**Problem statement**
Copy out each line of the material in which the word "случае" appears.

**Supplied material**
┌────────

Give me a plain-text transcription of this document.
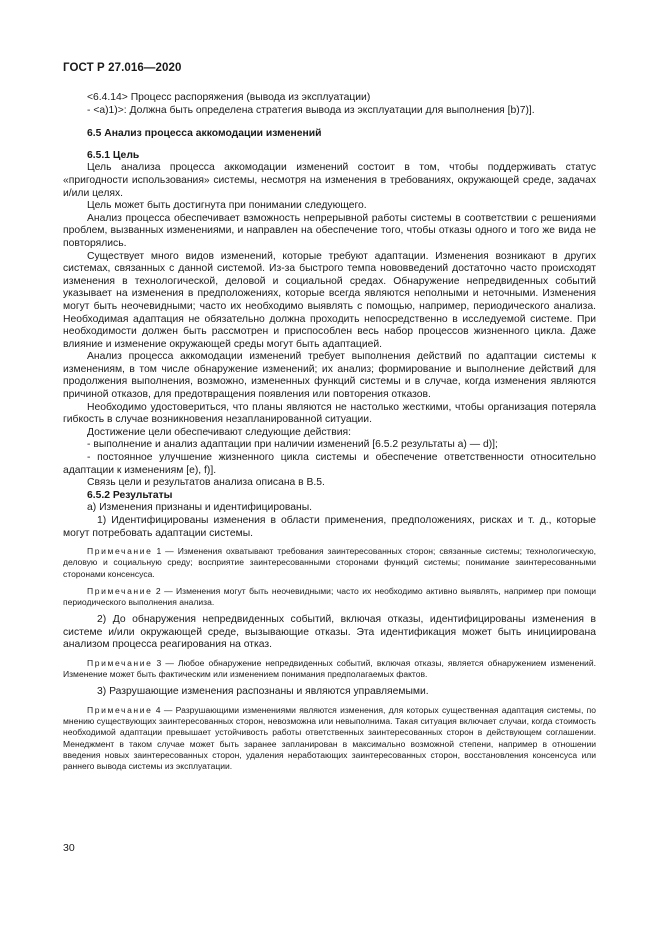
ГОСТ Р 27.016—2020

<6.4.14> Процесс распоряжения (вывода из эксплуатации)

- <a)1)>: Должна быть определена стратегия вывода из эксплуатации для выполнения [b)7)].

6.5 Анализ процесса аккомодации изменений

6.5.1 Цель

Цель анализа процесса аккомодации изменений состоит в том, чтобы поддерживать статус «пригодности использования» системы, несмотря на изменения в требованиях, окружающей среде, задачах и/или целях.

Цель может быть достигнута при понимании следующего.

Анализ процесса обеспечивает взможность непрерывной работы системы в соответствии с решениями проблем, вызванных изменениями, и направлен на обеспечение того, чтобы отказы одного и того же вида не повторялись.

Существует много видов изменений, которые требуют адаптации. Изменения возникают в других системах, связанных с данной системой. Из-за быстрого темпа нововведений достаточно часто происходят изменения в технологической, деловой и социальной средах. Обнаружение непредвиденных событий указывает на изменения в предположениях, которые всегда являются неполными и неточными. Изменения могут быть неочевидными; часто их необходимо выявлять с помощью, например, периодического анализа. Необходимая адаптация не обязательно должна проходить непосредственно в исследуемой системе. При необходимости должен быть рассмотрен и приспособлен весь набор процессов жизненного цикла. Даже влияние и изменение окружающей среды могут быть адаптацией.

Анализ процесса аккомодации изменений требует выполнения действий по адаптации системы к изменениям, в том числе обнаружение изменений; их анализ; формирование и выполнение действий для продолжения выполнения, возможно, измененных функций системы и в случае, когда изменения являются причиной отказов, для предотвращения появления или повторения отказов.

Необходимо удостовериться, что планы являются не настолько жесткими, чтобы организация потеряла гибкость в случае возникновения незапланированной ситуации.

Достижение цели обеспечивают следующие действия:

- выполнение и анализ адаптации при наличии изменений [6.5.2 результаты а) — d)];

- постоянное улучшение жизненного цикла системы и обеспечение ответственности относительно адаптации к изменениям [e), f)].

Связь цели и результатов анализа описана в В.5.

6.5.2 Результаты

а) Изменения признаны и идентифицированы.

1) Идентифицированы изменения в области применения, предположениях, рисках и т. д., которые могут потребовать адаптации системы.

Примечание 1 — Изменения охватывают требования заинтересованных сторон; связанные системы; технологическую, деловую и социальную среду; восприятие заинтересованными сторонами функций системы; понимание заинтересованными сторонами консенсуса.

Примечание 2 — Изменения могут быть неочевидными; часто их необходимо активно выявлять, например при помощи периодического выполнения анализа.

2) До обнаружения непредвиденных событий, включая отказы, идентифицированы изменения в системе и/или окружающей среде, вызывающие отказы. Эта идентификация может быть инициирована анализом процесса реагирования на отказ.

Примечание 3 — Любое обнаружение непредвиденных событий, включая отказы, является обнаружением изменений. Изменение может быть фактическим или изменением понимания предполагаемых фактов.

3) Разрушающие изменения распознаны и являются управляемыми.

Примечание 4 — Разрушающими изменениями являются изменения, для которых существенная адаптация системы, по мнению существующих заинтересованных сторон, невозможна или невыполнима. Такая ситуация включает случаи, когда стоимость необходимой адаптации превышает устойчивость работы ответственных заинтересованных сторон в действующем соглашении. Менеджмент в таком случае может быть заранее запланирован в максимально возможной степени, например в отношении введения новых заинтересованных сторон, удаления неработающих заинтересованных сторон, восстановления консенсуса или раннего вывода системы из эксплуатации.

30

└────────

**Complete response**
Анализ процесса аккомодации изменений требует выполнения действий по адаптации системы к изменениям, в том числе обнаружение изменений; их анализ; формирование и выполнение действий для продолжения выполнения, возможно, измененных функций системы и в случае, когда изменения являются причиной отказов, для предотвращения появления или повторения отказов.
Необходимо удостовериться, что планы являются не настолько жесткими, чтобы организация потеряла гибкость в случае возникновения незапланированной ситуации.
Примечание 4 — Разрушающими изменениями являются изменения, для которых существенная адаптация системы, по мнению существующих заинтересованных сторон, невозможна или невыполнима. Такая ситуация включает случаи, когда стоимость необходимой адаптации превышает устойчивость работы ответственных заинтересованных сторон в действующем соглашении. Менеджмент в таком случае может быть заранее запланирован в максимально возможной степени, например в отношении введения новых заинтересованных сторон, удаления неработающих заинтересованных сторон, восстановления консенсуса или раннего вывода системы из эксплуатации.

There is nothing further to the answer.